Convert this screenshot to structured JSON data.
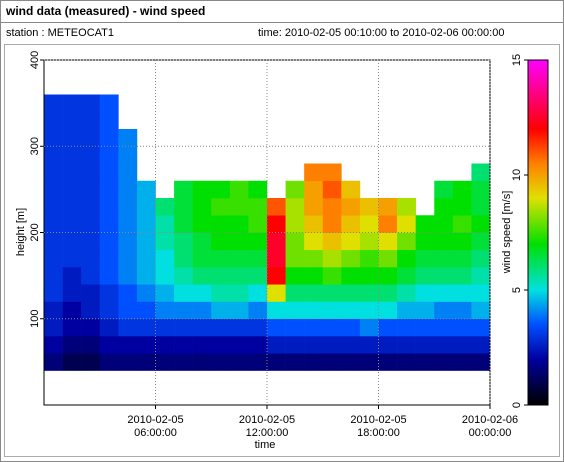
{
  "chart_data": {
    "type": "heatmap",
    "title": "wind data (measured) - wind speed",
    "station": "station : METEOCAT1",
    "time_range": "time: 2010-02-05 00:10:00 to 2010-02-06 00:00:00",
    "xlabel": "time",
    "ylabel": "height [m]",
    "colorbar_label": "wind speed [m/s]",
    "xlim": [
      0,
      24
    ],
    "xticks": [
      {
        "value": 6,
        "label": "2010-02-05 06:00:00"
      },
      {
        "value": 12,
        "label": "2010-02-05 12:00:00"
      },
      {
        "value": 18,
        "label": "2010-02-05 18:00:00"
      },
      {
        "value": 24,
        "label": "2010-02-06 00:00:00"
      }
    ],
    "ylim": [
      0,
      400
    ],
    "yticks": [
      100,
      200,
      300,
      400
    ],
    "clim": [
      0,
      15
    ],
    "cticks": [
      0,
      5,
      10,
      15
    ],
    "colorscale": [
      [
        0,
        "#000000"
      ],
      [
        2,
        "#0000a0"
      ],
      [
        3.5,
        "#0050ff"
      ],
      [
        5,
        "#00e0e0"
      ],
      [
        7,
        "#00e000"
      ],
      [
        9,
        "#e0e000"
      ],
      [
        10.5,
        "#ff8000"
      ],
      [
        12,
        "#ff0000"
      ],
      [
        15,
        "#ff00ff"
      ]
    ],
    "grid": true,
    "xbins": [
      0,
      1,
      2,
      3,
      4,
      5,
      6,
      7,
      8,
      9,
      10,
      11,
      12,
      13,
      14,
      15,
      16,
      17,
      18,
      19,
      20,
      21,
      22,
      23,
      24
    ],
    "ybins": [
      40,
      60,
      80,
      100,
      120,
      140,
      160,
      180,
      200,
      220,
      240,
      260,
      280,
      300,
      320,
      340,
      360
    ],
    "values": [
      [
        1.5,
        2,
        2.5,
        2.5,
        3,
        3,
        3,
        3,
        3,
        3,
        3,
        3,
        3,
        3,
        3,
        3
      ],
      [
        1,
        1.5,
        2,
        2,
        2.5,
        2.5,
        3,
        3,
        3,
        3,
        3,
        3,
        3,
        3,
        3,
        3
      ],
      [
        1,
        1.5,
        2,
        2.5,
        2.5,
        3,
        3,
        3,
        3,
        3,
        3,
        3,
        3,
        3,
        3,
        3
      ],
      [
        1.5,
        2,
        2.5,
        3,
        3,
        3.5,
        3.5,
        3.5,
        3.5,
        3.5,
        3.5,
        3.5,
        3.5,
        3.5,
        3.5,
        3.5
      ],
      [
        1.5,
        2,
        3,
        3.5,
        3.5,
        4,
        4,
        4,
        4,
        4,
        4,
        4,
        4,
        4,
        null,
        null
      ],
      [
        1.5,
        2,
        3,
        3.5,
        4,
        4.5,
        4.5,
        4.5,
        4.5,
        4.5,
        4.5,
        null,
        null,
        null,
        null,
        null
      ],
      [
        1.5,
        2,
        3,
        4,
        4.5,
        5,
        5,
        5.5,
        5.5,
        6,
        null,
        null,
        null,
        null,
        null,
        null
      ],
      [
        1.5,
        2,
        3,
        4,
        5,
        5.5,
        6,
        6,
        6.5,
        6.5,
        6.5,
        null,
        null,
        null,
        null,
        null
      ],
      [
        1.5,
        2,
        3,
        4,
        5,
        6,
        6.5,
        6.5,
        7,
        7,
        7,
        null,
        null,
        null,
        null,
        null
      ],
      [
        1.5,
        2,
        3,
        4.5,
        5.5,
        6,
        6.5,
        7,
        7,
        7.5,
        7,
        null,
        null,
        null,
        null,
        null
      ],
      [
        1.5,
        2,
        3,
        4.5,
        5.5,
        6,
        6.5,
        7,
        7,
        7.5,
        7.5,
        null,
        null,
        null,
        null,
        null
      ],
      [
        1.5,
        2,
        3,
        4,
        5,
        6,
        6.5,
        7,
        7.5,
        7.5,
        7,
        null,
        null,
        null,
        null,
        null
      ],
      [
        1.5,
        2.5,
        3.5,
        5,
        9,
        12,
        12.5,
        12.5,
        12,
        11,
        null,
        null,
        null,
        null,
        null,
        null
      ],
      [
        1.5,
        2.5,
        3.5,
        5,
        6,
        7,
        8,
        8,
        8.5,
        8.5,
        8,
        null,
        null,
        null,
        null,
        null
      ],
      [
        1.5,
        2.5,
        3.5,
        5,
        6,
        7,
        8,
        9,
        9.5,
        10,
        10,
        10.5,
        null,
        null,
        null,
        null
      ],
      [
        1.5,
        2.5,
        3.5,
        5,
        6,
        7.5,
        8.5,
        9.5,
        10.5,
        10.5,
        11,
        10.5,
        null,
        null,
        null,
        null
      ],
      [
        1.5,
        2.5,
        3.5,
        5,
        6,
        7,
        8,
        9,
        9.5,
        10,
        9.5,
        null,
        null,
        null,
        null,
        null
      ],
      [
        1.5,
        2.5,
        4,
        5,
        6,
        7,
        7.5,
        8.5,
        9,
        9.5,
        null,
        null,
        null,
        null,
        null,
        null
      ],
      [
        1.5,
        2.5,
        3.5,
        5,
        6,
        7,
        8,
        9,
        10.5,
        10,
        null,
        null,
        null,
        null,
        null,
        null
      ],
      [
        1.5,
        2.5,
        3.5,
        4.5,
        5.5,
        6.5,
        7,
        8,
        9,
        8.5,
        null,
        null,
        null,
        null,
        null,
        null
      ],
      [
        1.5,
        2.5,
        3.5,
        4.5,
        5,
        6,
        6.5,
        7,
        7,
        null,
        null,
        null,
        null,
        null,
        null,
        null
      ],
      [
        1.5,
        2.5,
        3.5,
        4,
        5,
        6,
        6.5,
        7,
        7,
        7,
        6.5,
        null,
        null,
        null,
        null,
        null
      ],
      [
        1.5,
        2.5,
        3.5,
        4,
        5,
        6,
        6.5,
        7,
        7.5,
        7,
        7,
        null,
        null,
        null,
        null,
        null
      ],
      [
        1.5,
        2.5,
        3.5,
        4.5,
        5,
        5.5,
        6,
        6.5,
        7,
        6.5,
        6.5,
        6,
        null,
        null,
        null,
        null
      ]
    ]
  }
}
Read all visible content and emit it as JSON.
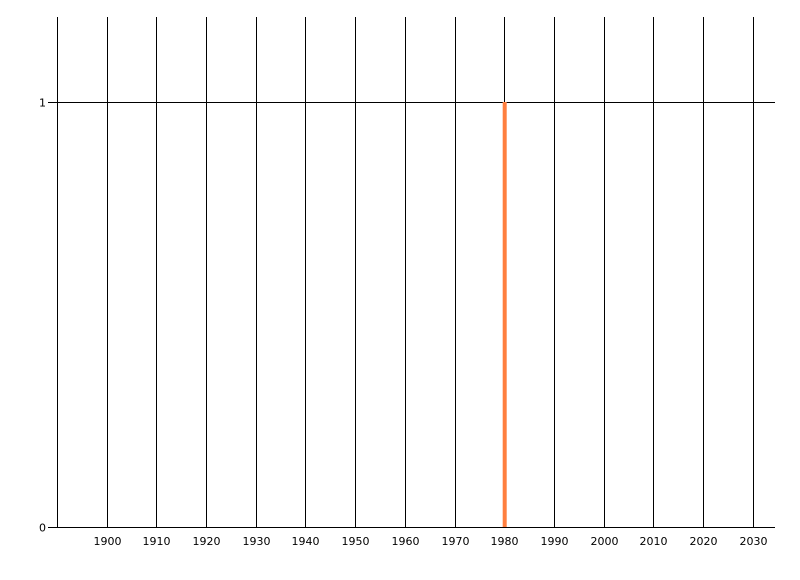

****************

GOAL: Copy out every line of the data that includes "speed".

TASK RESPONSE:
    "title": "wind data (measured) - wind speed",
    "colorbar_label": "wind speed [m/s]",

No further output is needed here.